Directions for this task: Could you please reproduce the entries exactly, leaving out any pictures?

+ + + +

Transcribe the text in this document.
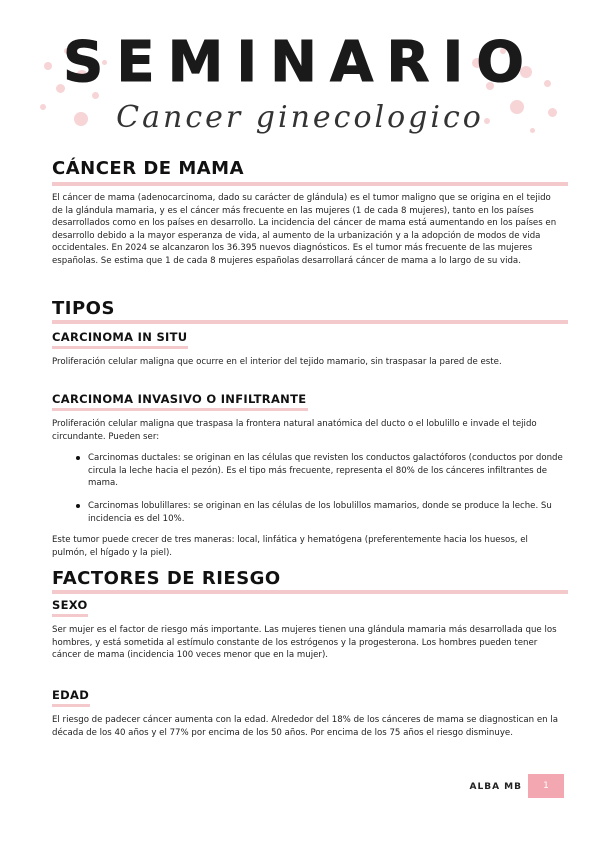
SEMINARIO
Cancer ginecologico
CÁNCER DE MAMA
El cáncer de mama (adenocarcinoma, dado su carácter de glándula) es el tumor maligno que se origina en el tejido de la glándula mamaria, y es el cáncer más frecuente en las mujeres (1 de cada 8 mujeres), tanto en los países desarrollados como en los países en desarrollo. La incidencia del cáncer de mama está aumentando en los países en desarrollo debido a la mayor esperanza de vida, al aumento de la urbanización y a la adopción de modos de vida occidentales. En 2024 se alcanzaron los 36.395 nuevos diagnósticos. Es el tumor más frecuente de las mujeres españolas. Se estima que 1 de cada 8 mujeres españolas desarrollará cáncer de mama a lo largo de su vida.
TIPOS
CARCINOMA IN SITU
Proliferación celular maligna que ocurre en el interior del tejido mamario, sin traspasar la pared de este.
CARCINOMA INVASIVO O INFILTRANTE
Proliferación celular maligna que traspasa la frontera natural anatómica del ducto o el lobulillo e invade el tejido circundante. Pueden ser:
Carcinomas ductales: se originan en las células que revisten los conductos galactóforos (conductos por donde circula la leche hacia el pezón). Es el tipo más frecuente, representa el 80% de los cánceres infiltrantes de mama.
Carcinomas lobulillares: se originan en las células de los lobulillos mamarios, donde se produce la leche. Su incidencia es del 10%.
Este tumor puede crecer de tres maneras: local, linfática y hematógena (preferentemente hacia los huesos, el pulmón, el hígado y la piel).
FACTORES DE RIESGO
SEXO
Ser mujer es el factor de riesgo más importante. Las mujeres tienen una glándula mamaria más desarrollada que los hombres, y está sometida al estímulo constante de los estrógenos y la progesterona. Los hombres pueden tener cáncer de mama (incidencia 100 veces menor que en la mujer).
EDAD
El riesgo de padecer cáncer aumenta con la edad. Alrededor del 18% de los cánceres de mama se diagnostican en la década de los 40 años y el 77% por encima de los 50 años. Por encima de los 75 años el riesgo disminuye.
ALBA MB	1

+ + + +

Exercise solution:
Transcribe the text in this document.
SEMINARIO
Cancer ginecologico
CÁNCER DE MAMA
El cáncer de mama (adenocarcinoma, dado su carácter de glándula) es el tumor maligno que se origina en el tejido de la glándula mamaria, y es el cáncer más frecuente en las mujeres (1 de cada 8 mujeres), tanto en los países desarrollados como en los países en desarrollo. La incidencia del cáncer de mama está aumentando en los países en desarrollo debido a la mayor esperanza de vida, al aumento de la urbanización y a la adopción de modos de vida occidentales. En 2024 se alcanzaron los 36.395 nuevos diagnósticos. Es el tumor más frecuente de las mujeres españolas. Se estima que 1 de cada 8 mujeres españolas desarrollará cáncer de mama a lo largo de su vida.
TIPOS
CARCINOMA IN SITU
Proliferación celular maligna que ocurre en el interior del tejido mamario, sin traspasar la pared de este.
CARCINOMA INVASIVO O INFILTRANTE
Proliferación celular maligna que traspasa la frontera natural anatómica del ducto o el lobulillo e invade el tejido circundante. Pueden ser:
Carcinomas ductales: se originan en las células que revisten los conductos galactóforos (conductos por donde circula la leche hacia el pezón). Es el tipo más frecuente, representa el 80% de los cánceres infiltrantes de mama.
Carcinomas lobulillares: se originan en las células de los lobulillos mamarios, donde se produce la leche. Su incidencia es del 10%.
Este tumor puede crecer de tres maneras: local, linfática y hematógena (preferentemente hacia los huesos, el pulmón, el hígado y la piel).
FACTORES DE RIESGO
SEXO
Ser mujer es el factor de riesgo más importante. Las mujeres tienen una glándula mamaria más desarrollada que los hombres, y está sometida al estímulo constante de los estrógenos y la progesterona. Los hombres pueden tener cáncer de mama (incidencia 100 veces menor que en la mujer).
EDAD
El riesgo de padecer cáncer aumenta con la edad. Alrededor del 18% de los cánceres de mama se diagnostican en la década de los 40 años y el 77% por encima de los 50 años. Por encima de los 75 años el riesgo disminuye.
ALBA MB	1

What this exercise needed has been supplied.